[Records from a dataset]
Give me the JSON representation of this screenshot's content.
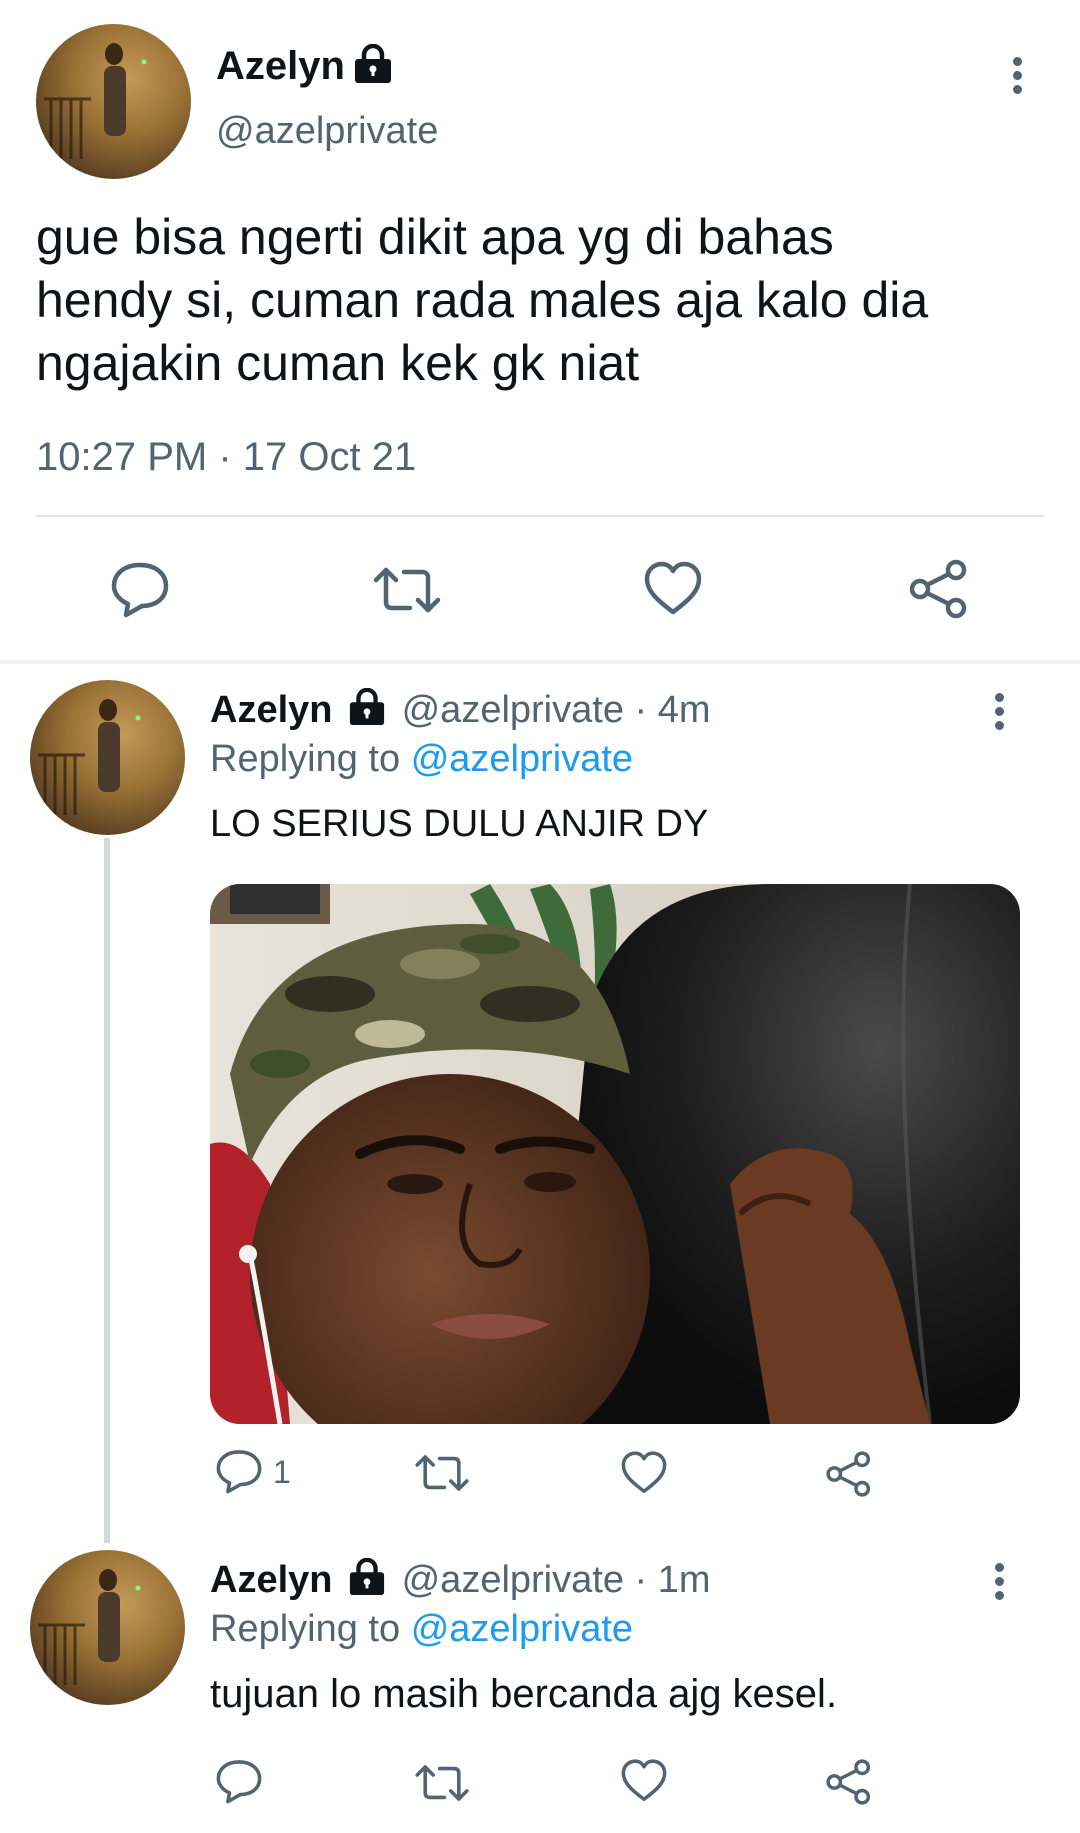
{
  "main_tweet": {
    "display_name": "Azelyn",
    "handle": "@azelprivate",
    "text_lines": [
      "gue bisa ngerti dikit apa yg di bahas",
      "hendy si, cuman rada males aja kalo dia",
      "ngajakin cuman kek gk niat"
    ],
    "timestamp": "10:27 PM · 17 Oct 21"
  },
  "replies": [
    {
      "display_name": "Azelyn",
      "handle": "@azelprivate",
      "time": "· 4m",
      "replying_prefix": "Replying to",
      "replying_to": "@azelprivate",
      "text": "LO SERIUS DULU ANJIR DY",
      "reply_count": "1"
    },
    {
      "display_name": "Azelyn",
      "handle": "@azelprivate",
      "time": "· 1m",
      "replying_prefix": "Replying to",
      "replying_to": "@azelprivate",
      "text": "tujuan lo masih bercanda ajg kesel."
    }
  ],
  "icons": {
    "reply": "reply-icon",
    "retweet": "retweet-icon",
    "like": "like-icon",
    "share": "share-icon",
    "more": "more-options-icon",
    "lock": "lock-icon"
  },
  "colors": {
    "link": "#1d9bf0",
    "muted": "#536471",
    "text": "#0f1419",
    "divider": "#e1e8ed"
  }
}
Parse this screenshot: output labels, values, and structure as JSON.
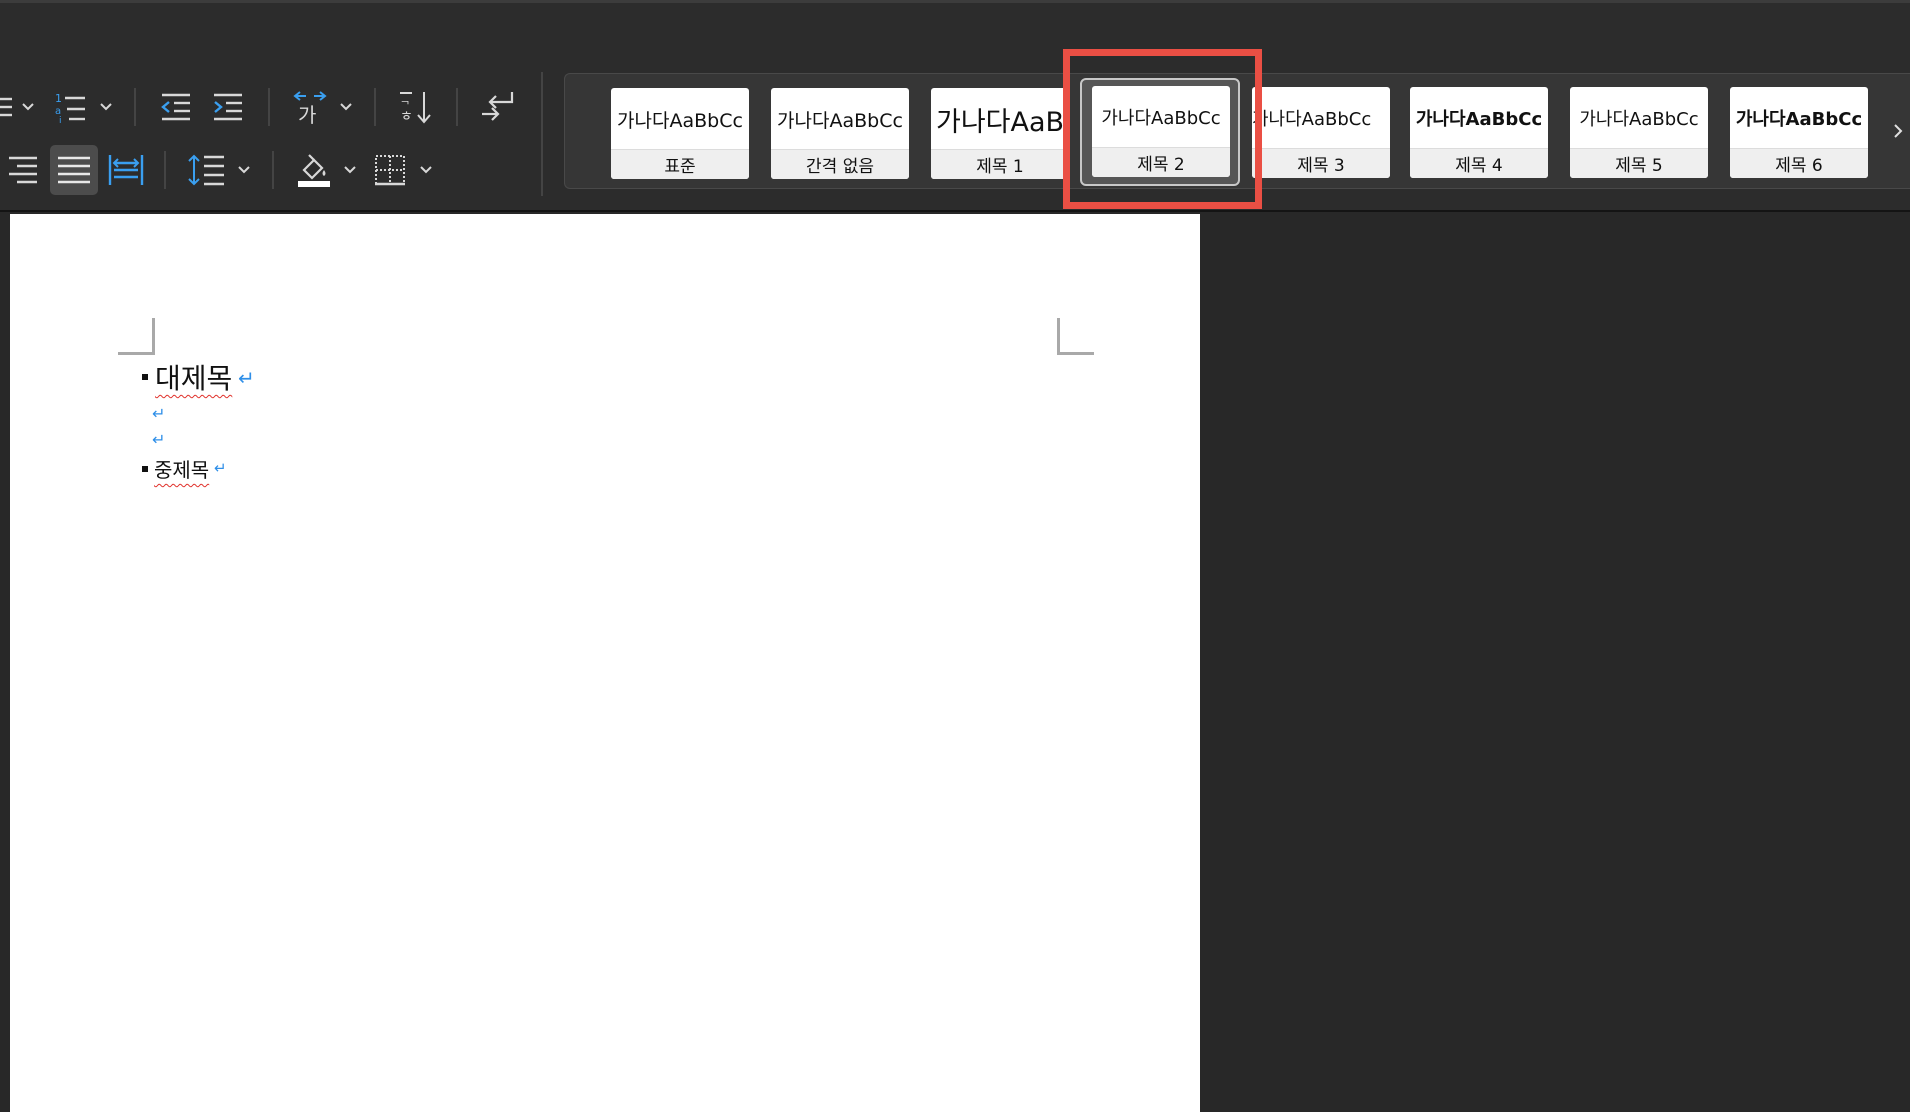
{
  "style_gallery": {
    "styles": [
      {
        "preview": "가나다AaBbCc",
        "label": "표준"
      },
      {
        "preview": "가나다AaBbCc",
        "label": "간격 없음"
      },
      {
        "preview": "가나다AaB",
        "label": "제목 1"
      },
      {
        "preview": "가나다AaBbCc",
        "label": "제목 2"
      },
      {
        "preview": "가나다AaBbCc",
        "label": "제목 3"
      },
      {
        "preview": "가나다AaBbCc",
        "label": "제목 4"
      },
      {
        "preview": "가나다AaBbCc",
        "label": "제목 5"
      },
      {
        "preview": "가나다AaBbCc",
        "label": "제목 6"
      }
    ],
    "selected": "제목 2"
  },
  "document": {
    "lines": [
      {
        "text": "대제목",
        "bullet": true
      },
      {
        "text": "",
        "bullet": false
      },
      {
        "text": "",
        "bullet": false
      },
      {
        "text": "중제목",
        "bullet": true
      }
    ],
    "paragraph_mark": "↵"
  },
  "colors": {
    "highlight": "#ea4f44",
    "paragraph_mark": "#2f8fe8",
    "spelling_underline": "#e0302a",
    "icon_accent": "#3a9ff0"
  }
}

# [TO BE DONE]
Every line of text is to be repeated exactly; pictures are left out.

# [WRITTEN RESPONSE]
Give me the JSON representation of this screenshot's content.
{
  "main_tweet": {
    "display_name": "Azelyn",
    "handle": "@azelprivate",
    "text_lines": [
      "gue bisa ngerti dikit apa yg di bahas",
      "hendy si, cuman rada males aja kalo dia",
      "ngajakin cuman kek gk niat"
    ],
    "timestamp": "10:27 PM · 17 Oct 21"
  },
  "replies": [
    {
      "display_name": "Azelyn",
      "handle": "@azelprivate",
      "time": "· 4m",
      "replying_prefix": "Replying to",
      "replying_to": "@azelprivate",
      "text": "LO SERIUS DULU ANJIR DY",
      "reply_count": "1"
    },
    {
      "display_name": "Azelyn",
      "handle": "@azelprivate",
      "time": "· 1m",
      "replying_prefix": "Replying to",
      "replying_to": "@azelprivate",
      "text": "tujuan lo masih bercanda ajg kesel."
    }
  ],
  "icons": {
    "reply": "reply-icon",
    "retweet": "retweet-icon",
    "like": "like-icon",
    "share": "share-icon",
    "more": "more-options-icon",
    "lock": "lock-icon"
  },
  "colors": {
    "link": "#1d9bf0",
    "muted": "#536471",
    "text": "#0f1419",
    "divider": "#e1e8ed"
  }
}
Parse this screenshot: output labels, values, and structure as JSON.
{
  "style_gallery": {
    "styles": [
      {
        "preview": "가나다AaBbCc",
        "label": "표준"
      },
      {
        "preview": "가나다AaBbCc",
        "label": "간격 없음"
      },
      {
        "preview": "가나다AaB",
        "label": "제목 1"
      },
      {
        "preview": "가나다AaBbCc",
        "label": "제목 2"
      },
      {
        "preview": "가나다AaBbCc",
        "label": "제목 3"
      },
      {
        "preview": "가나다AaBbCc",
        "label": "제목 4"
      },
      {
        "preview": "가나다AaBbCc",
        "label": "제목 5"
      },
      {
        "preview": "가나다AaBbCc",
        "label": "제목 6"
      }
    ],
    "selected": "제목 2"
  },
  "document": {
    "lines": [
      {
        "text": "대제목",
        "bullet": true
      },
      {
        "text": "",
        "bullet": false
      },
      {
        "text": "",
        "bullet": false
      },
      {
        "text": "중제목",
        "bullet": true
      }
    ],
    "paragraph_mark": "↵"
  },
  "colors": {
    "highlight": "#ea4f44",
    "paragraph_mark": "#2f8fe8",
    "spelling_underline": "#e0302a",
    "icon_accent": "#3a9ff0"
  }
}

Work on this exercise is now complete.